STATED PROBLEM: Transcribe the records that follow. Keep every word exactly, and drop the pictures.
* BEGIN MATERIAL PROVIDED *
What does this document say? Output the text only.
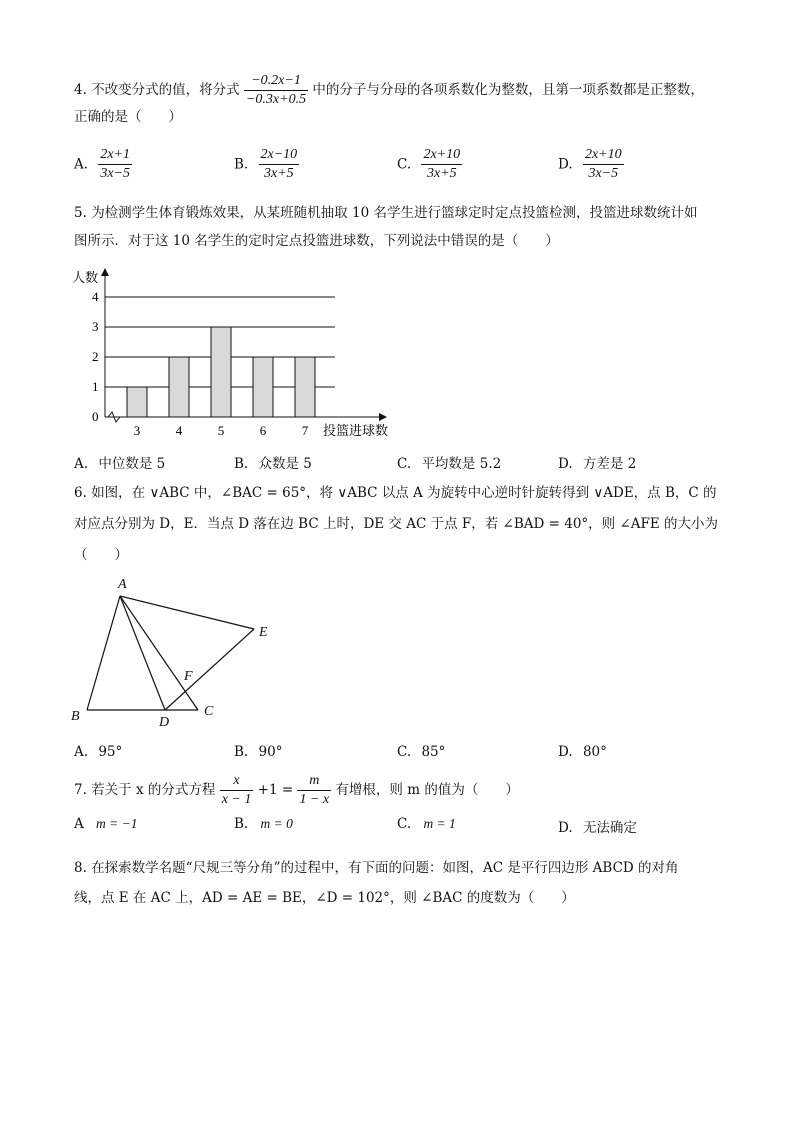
4. 不改变分式的值，将分式 $\frac{-0.2x-1}{-0.3x+0.5}$ 中的分子与分母的各项系数化为整数，且第一项系数都是正整数，
正确的是（　　）
A. $\frac{2x+1}{3x-5}$	B. $\frac{2x-10}{3x+5}$	C. $\frac{2x+10}{3x+5}$	D. $\frac{2x+10}{3x-5}$
5. 为检测学生体育锻炼效果，从某班随机抽取 10 名学生进行篮球定时定点投篮检测，投篮进球数统计如
图所示．对于这 10 名学生的定时定点投篮进球数，下列说法中错误的是（　　）
人数
投篮进球数
0
1
2
3
4
3	4	5	6	7
A. 中位数是 5	B. 众数是 5	C. 平均数是 5.2	D. 方差是 2
6. 如图，在 ∨ABC 中，∠BAC = 65°，将 ∨ABC 以点 A 为旋转中心逆时针旋转得到 ∨ADE，点 B，C 的
对应点分别为 D，E．当点 D 落在边 BC 上时，DE 交 AC 于点 F，若 ∠BAD = 40°，则 ∠AFE 的大小为
（　　）
A
B	C
D
E
F
A. 95°	B. 90°	C. 85°	D. 80°
7. 若关于 x 的分式方程 $\frac{x}{x - 1} +1 = \frac{m}{1 - x}$ 有增根，则 m 的值为（　　）
A m = −1	B. m = 0	C. m = 1	D. 无法确定
8. 在探索数学名题“尺规三等分角”的过程中，有下面的问题：如图，AC 是平行四边形 ABCD 的对角
线，点 E 在 AC 上，AD = AE = BE，∠D = 102°，则 ∠BAC 的度数为（　　）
* END MATERIAL PROVIDED *
TASK RESULT:
What does this document say? Output the text only.
4. 不改变分式的值，将分式 $\frac{-0.2x-1}{-0.3x+0.5}$ 中的分子与分母的各项系数化为整数，且第一项系数都是正整数，
正确的是（　　）
A. $\frac{2x+1}{3x-5}$	B. $\frac{2x-10}{3x+5}$	C. $\frac{2x+10}{3x+5}$	D. $\frac{2x+10}{3x-5}$
5. 为检测学生体育锻炼效果，从某班随机抽取 10 名学生进行篮球定时定点投篮检测，投篮进球数统计如
图所示．对于这 10 名学生的定时定点投篮进球数，下列说法中错误的是（　　）
人数
投篮进球数
0
1
2
3
4
3	4	5	6	7
A. 中位数是 5	B. 众数是 5	C. 平均数是 5.2	D. 方差是 2
6. 如图，在 ∨ABC 中，∠BAC = 65°，将 ∨ABC 以点 A 为旋转中心逆时针旋转得到 ∨ADE，点 B，C 的
对应点分别为 D，E．当点 D 落在边 BC 上时，DE 交 AC 于点 F，若 ∠BAD = 40°，则 ∠AFE 的大小为
（　　）
A
B	C
D
E
F
A. 95°	B. 90°	C. 85°	D. 80°
7. 若关于 x 的分式方程 $\frac{x}{x - 1} +1 = \frac{m}{1 - x}$ 有增根，则 m 的值为（　　）
A m = −1	B. m = 0	C. m = 1	D. 无法确定
8. 在探索数学名题“尺规三等分角”的过程中，有下面的问题：如图，AC 是平行四边形 ABCD 的对角
线，点 E 在 AC 上，AD = AE = BE，∠D = 102°，则 ∠BAC 的度数为（　　）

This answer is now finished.